_WHAT THE TASK ASKS_
Check each line of the entries below for the string "grid"; copy every line where it appears.

Items from a data source:
-------------------------

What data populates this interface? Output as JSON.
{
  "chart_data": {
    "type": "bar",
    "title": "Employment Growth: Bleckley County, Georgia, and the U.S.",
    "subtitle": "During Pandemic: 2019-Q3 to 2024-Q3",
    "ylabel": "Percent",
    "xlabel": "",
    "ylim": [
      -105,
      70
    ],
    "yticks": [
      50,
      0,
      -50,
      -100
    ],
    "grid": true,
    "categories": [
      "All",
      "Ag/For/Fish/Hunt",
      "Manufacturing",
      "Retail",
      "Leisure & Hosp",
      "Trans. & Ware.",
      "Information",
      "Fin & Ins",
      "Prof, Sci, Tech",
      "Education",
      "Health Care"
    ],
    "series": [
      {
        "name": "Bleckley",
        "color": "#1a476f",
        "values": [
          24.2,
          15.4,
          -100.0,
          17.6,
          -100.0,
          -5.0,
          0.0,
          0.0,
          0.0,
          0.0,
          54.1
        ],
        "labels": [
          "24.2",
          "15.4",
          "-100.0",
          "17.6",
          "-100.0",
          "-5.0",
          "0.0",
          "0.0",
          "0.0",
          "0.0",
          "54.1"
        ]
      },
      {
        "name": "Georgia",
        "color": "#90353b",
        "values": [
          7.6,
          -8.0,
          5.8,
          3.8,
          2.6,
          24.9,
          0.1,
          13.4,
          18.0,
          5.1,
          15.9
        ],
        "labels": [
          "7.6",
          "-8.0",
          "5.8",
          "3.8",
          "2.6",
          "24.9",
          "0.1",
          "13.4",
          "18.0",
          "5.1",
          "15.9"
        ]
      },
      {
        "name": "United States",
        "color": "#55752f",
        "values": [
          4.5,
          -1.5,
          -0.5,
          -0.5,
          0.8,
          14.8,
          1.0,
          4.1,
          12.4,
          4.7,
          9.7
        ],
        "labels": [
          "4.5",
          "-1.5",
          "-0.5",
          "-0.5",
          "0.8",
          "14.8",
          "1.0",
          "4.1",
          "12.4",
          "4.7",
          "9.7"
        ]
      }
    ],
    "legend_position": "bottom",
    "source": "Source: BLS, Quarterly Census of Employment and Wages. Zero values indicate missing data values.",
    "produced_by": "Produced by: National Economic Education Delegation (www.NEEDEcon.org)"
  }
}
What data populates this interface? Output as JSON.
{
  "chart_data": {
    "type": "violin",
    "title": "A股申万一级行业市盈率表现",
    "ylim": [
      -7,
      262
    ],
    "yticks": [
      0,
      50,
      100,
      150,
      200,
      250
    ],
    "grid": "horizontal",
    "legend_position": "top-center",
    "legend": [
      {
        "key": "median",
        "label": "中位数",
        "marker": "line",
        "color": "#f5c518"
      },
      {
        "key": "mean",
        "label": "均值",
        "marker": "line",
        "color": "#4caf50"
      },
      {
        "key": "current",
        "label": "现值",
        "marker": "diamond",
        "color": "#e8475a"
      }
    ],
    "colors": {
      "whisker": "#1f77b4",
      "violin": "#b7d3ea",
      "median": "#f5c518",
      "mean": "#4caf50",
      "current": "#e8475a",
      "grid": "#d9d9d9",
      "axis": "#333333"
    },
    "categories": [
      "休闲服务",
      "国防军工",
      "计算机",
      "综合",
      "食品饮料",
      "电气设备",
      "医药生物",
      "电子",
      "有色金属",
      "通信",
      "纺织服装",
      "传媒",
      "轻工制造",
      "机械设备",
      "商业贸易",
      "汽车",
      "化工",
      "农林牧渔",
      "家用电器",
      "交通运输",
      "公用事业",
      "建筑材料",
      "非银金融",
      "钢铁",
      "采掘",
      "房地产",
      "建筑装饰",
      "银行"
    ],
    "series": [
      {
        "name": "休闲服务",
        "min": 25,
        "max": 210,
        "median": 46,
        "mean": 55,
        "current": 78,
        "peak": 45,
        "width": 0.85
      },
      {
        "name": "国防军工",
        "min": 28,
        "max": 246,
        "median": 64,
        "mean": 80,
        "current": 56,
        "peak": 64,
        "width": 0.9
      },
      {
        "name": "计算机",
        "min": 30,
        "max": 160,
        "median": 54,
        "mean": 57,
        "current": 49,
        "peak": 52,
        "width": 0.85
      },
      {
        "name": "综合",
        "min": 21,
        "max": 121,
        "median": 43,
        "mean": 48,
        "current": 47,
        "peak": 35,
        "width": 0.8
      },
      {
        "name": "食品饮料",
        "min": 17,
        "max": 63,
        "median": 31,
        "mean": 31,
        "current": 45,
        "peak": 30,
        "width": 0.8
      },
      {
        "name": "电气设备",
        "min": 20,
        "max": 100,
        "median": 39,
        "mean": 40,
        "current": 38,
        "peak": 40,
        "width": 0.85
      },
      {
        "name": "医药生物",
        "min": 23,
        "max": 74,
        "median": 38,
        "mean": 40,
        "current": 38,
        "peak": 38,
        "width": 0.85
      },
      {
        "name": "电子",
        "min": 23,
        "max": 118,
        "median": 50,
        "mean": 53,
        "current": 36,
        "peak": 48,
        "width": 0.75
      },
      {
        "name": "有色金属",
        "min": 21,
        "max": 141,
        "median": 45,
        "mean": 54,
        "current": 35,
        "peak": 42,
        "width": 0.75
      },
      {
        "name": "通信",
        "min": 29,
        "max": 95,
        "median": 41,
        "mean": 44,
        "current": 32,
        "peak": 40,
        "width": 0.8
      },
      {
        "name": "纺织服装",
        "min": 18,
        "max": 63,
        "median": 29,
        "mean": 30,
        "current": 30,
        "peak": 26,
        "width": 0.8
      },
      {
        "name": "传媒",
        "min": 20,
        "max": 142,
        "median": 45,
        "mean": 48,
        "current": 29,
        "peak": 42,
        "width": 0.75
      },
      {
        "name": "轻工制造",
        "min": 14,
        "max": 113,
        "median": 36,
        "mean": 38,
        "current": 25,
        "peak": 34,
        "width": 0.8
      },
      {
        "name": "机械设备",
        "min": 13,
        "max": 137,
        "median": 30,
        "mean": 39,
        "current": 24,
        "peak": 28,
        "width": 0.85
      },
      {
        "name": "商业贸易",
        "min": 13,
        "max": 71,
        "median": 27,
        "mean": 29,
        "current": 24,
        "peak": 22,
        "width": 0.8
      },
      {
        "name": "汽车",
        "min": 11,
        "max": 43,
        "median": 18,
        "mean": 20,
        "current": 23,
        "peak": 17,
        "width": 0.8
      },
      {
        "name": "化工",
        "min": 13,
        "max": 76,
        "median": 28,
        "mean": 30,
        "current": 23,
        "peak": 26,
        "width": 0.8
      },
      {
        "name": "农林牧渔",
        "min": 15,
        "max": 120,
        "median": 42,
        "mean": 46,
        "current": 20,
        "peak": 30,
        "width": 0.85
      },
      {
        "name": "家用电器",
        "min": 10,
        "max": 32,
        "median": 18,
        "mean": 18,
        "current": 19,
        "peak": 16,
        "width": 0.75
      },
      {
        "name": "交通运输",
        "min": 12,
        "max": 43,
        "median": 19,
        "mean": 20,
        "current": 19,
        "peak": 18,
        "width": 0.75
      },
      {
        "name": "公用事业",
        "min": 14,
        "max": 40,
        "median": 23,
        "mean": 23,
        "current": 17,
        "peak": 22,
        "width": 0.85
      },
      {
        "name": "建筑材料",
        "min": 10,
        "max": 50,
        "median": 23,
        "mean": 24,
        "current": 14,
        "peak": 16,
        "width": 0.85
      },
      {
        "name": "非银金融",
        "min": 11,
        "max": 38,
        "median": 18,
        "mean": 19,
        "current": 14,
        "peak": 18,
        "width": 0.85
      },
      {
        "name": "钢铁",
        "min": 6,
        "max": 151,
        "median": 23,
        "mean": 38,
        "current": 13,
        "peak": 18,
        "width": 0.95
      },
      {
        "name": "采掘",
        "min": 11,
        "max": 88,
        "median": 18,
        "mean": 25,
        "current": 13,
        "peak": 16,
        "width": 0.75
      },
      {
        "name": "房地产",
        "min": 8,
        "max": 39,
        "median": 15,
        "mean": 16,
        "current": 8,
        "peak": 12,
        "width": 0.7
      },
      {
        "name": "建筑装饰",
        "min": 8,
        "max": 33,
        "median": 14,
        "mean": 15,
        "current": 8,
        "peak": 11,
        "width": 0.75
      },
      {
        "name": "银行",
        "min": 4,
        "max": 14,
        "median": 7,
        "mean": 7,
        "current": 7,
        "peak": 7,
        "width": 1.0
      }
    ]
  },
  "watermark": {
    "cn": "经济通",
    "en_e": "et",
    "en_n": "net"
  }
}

-------------------------

_RESULT OF THIS TASK_
    "grid": true,
    "grid": "horizontal",
      "grid": "#d9d9d9",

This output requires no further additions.